> **Trecho fornecido**:
Montrachet Grand Cru 2001 – Esse branco é tão poderoso que foi servido por último, após todos os tintos, o que não é muito usual. Foi a atitude correta: ele fala mais alto que qualquer rótulo anterior. Flores brancas, frutas exóticas e cítricas, mel e trufas misturam-se e explodem no nariz. Um elixir inebriante que é preciso beber para crer. O retrogosto dura minutos – a sensação olfativa e gustativa não arrefece. Um sonho de vinho. A gente só cai da cama quando vê o preço da garrafa: essa jóia líquida custa a bagatela de 2 800 reais.

8 comentários:

Anônimo disse...

Ricardo, gostaria de saber se os vinhos da Borgonha valem o quanto pesam. É justificado pagar 2 800 reais por uma única garrafa? Esse vinho é tão superior assim aos demais para ter esse preço? Com esse dinheiro eu monto uma adega inteira de chilenos e argentinos...

Anônimo disse...

Camila, não há qualquer termo de comparação entre um le montrachet grad cru de um bom produtor e qualquer outro vinho produzido na Aregntina. Ok, 2800 é algo absurdo....mas tente alguma coisa das comunas de chassagne montrachet ou de pulinigy montrachet, mesmo um village, ou um 1er...vc começará a entender. já beber um grand cru da região de montrachet é coisa para poucos e são muito poucas as garrafas disponíveis...
Bem, como foi dito pelo Ricardo, em se tratando de borgonha, esqueça seus parametros gistativos e monetários, ainda mais em se tratando de argentina e chile, o beabá do beabá da enofilia tupiniqueim.
abraços

Anônimo disse...

Que privilégio degustar vinhos tão nobres. Apenas a título de colaboração, se não estou enganado, o Beaujolais, também da Borgonha, é um tinto que utiliza a cepa Gammay. Acredito ser a única excessão ao domínio da Pinot Noir na Borgonha.

Anônimo disse...

Obrigado a todos pelas mensagens. Vou tentar responder brevemente a cada uma delas. Camila, você pergunta se vale a pena pagar 2 800 reais por uma garrafa. Bem, acho que esse questionamento gera uma resposta diferente para cada pessoa. Se você tiver muito -- mas muito! -- dinheiro sobrando e for apaixonado por vinhos, vale. Fora isso, a melhor coisa a fazer para provar essas garrafas caríssimas é participar de degustações. Você beberá apenas uma taça, mas vai conhecer a bebida. Como o Léo colocou muito bem, é complicado comparar os grandes vinhos da Borgonha com produtos de outras regiões. Um caminho pode ser exatamente procurar produtos menos top da Borgonha, mas informe-se muito bem sobre o produtor, pois a qualidade média nessa região é bastante heterogênea. Por fim, o atento Alcides Jr. lembra dos vinhos de Beaujolais. Essa é uma província histórica que fica ao sul da Borgonha. Do ponto de vista geográfico, é uma área que de fato faz parte da Borgonha. Do ponto de vista vinícola, é considerada uma AOC (Appellation d’origine contrôlée, ou apelação de origem controlada) inteiramente separada do restante da Borgonha. Os tintos de Beaujolais geralmente são produzidos com a uva Gamay. Os mais famosos são os Beaujolais Nouveau, produtos ligeiros e simples que não devem envelhecer. Mas existem também alguns crus de Beaujolais que são sérios e longevos -- e a boa notícia é que não são muito caros. Vale experimentar.

> **Dados apresentados**:
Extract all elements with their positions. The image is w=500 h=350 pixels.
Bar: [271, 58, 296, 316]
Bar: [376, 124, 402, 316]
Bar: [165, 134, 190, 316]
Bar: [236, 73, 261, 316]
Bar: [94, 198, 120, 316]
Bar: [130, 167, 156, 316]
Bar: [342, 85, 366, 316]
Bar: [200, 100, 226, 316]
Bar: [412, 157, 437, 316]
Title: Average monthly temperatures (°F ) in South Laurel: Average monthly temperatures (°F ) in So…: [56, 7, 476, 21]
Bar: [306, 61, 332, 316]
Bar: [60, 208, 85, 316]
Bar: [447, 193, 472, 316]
==
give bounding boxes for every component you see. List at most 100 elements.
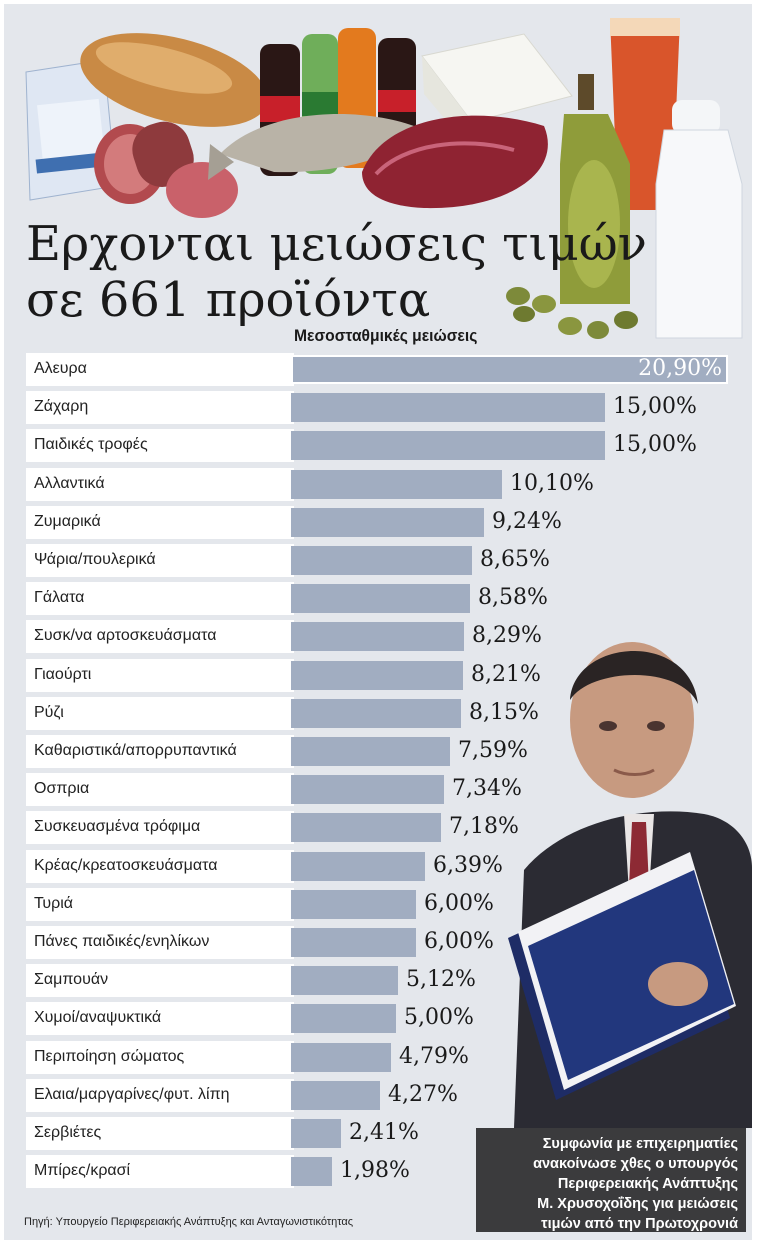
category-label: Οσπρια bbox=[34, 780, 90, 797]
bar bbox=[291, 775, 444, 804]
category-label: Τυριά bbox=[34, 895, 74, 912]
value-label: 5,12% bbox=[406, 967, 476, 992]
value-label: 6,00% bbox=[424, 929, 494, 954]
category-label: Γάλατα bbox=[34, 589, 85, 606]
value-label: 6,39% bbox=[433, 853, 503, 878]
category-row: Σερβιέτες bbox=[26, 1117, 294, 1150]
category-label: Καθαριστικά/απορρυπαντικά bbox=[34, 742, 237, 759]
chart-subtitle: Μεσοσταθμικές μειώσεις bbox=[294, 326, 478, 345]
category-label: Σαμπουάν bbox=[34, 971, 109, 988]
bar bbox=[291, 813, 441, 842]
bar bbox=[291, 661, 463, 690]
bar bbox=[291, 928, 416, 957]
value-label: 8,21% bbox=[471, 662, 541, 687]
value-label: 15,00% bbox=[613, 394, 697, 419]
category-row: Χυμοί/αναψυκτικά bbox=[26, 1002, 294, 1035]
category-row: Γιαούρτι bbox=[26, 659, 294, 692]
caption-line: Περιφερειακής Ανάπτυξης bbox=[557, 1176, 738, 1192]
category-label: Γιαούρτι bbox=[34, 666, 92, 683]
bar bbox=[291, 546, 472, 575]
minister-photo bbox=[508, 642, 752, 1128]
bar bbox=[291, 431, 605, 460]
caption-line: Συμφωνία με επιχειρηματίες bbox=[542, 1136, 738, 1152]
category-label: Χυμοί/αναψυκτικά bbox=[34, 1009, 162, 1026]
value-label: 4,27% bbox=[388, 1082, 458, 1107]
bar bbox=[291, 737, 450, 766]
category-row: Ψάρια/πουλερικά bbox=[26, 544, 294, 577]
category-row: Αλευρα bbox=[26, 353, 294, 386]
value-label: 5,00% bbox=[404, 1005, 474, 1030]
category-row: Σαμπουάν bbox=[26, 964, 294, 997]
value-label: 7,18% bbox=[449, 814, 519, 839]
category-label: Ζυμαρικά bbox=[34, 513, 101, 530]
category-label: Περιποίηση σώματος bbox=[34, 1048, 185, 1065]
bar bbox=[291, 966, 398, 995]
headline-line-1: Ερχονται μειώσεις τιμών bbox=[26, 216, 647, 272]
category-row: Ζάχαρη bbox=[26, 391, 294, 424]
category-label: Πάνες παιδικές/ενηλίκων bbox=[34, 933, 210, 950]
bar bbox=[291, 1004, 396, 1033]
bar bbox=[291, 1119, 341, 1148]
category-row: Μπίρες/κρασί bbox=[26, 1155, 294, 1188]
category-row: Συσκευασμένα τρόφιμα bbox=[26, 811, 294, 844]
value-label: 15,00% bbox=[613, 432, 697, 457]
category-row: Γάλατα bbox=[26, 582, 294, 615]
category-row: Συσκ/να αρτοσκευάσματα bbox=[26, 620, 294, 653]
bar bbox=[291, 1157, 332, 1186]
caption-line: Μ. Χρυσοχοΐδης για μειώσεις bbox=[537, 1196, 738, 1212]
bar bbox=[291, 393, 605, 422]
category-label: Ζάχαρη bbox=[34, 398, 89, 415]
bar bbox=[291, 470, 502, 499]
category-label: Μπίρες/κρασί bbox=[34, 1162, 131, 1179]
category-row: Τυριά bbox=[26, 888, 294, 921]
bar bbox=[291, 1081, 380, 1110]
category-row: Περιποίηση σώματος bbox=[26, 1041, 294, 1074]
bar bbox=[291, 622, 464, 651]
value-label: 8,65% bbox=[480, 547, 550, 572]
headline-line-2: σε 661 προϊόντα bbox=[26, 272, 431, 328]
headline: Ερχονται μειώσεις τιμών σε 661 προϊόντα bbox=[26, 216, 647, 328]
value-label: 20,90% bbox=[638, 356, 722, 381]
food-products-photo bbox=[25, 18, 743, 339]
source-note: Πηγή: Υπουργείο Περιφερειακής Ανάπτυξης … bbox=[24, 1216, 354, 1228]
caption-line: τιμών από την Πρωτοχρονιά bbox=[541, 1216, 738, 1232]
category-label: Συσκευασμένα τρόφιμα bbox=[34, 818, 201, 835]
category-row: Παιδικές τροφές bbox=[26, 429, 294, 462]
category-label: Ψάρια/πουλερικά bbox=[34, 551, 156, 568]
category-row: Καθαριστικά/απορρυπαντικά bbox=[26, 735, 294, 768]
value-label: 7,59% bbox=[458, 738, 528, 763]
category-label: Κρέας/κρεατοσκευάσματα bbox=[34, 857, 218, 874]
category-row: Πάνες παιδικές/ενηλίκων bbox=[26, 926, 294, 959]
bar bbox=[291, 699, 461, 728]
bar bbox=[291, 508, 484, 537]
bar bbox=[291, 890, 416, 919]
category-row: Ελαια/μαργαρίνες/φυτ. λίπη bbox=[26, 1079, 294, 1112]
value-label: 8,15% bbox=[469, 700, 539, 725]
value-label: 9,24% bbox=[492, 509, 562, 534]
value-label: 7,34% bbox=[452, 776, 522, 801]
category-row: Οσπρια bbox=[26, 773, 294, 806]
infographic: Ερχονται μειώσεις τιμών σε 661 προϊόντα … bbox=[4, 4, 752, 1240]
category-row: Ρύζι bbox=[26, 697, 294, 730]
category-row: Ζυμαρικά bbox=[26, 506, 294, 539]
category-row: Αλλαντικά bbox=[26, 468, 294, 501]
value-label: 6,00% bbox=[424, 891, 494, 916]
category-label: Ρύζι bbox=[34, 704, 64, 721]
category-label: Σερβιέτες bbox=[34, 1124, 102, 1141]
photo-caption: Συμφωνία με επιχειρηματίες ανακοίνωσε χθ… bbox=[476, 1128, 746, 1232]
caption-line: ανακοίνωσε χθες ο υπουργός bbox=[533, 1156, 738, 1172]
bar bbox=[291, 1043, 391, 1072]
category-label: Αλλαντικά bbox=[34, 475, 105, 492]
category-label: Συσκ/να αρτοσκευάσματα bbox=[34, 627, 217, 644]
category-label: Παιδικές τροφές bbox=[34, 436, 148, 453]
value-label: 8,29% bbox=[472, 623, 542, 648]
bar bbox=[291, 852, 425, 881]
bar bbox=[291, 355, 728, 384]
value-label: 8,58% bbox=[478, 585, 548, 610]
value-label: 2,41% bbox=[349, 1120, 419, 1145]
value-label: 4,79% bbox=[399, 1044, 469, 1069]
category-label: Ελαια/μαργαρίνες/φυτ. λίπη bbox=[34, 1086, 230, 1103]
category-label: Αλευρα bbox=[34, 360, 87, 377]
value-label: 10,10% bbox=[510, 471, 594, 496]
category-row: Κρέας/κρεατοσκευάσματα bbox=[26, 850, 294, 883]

> **Tarefas propostas**:
(1) Segundo o trecho fornecido, em que momento da degustação foi servido o Montrachet Grand Cru 2001?
(2) Reproduza literalmente a passagem do trecho fornecido que vai de "Ricardo, gostaria de" até "as garrafas disponíveis...".

> **Respostas**:
(1) Por último, após todos os tintos.

(2)
Ricardo, gostaria de saber se os vinhos da Borgonha valem o quanto pesam. É justificado pagar 2 800 reais por uma única garrafa? Esse vinho é tão superior assim aos demais para ter esse preço? Com esse dinheiro eu monto uma adega inteira de chilenos e argentinos...

Anônimo disse...

Camila, não há qualquer termo de comparação entre um le montrachet grad cru de um bom produtor e qualquer outro vinho produzido na Aregntina. Ok, 2800 é algo absurdo....mas tente alguma coisa das comunas de chassagne montrachet ou de pulinigy montrachet, mesmo um village, ou um 1er...vc começará a entender. já beber um grand cru da região de montrachet é coisa para poucos e são muito poucas as garrafas disponíveis...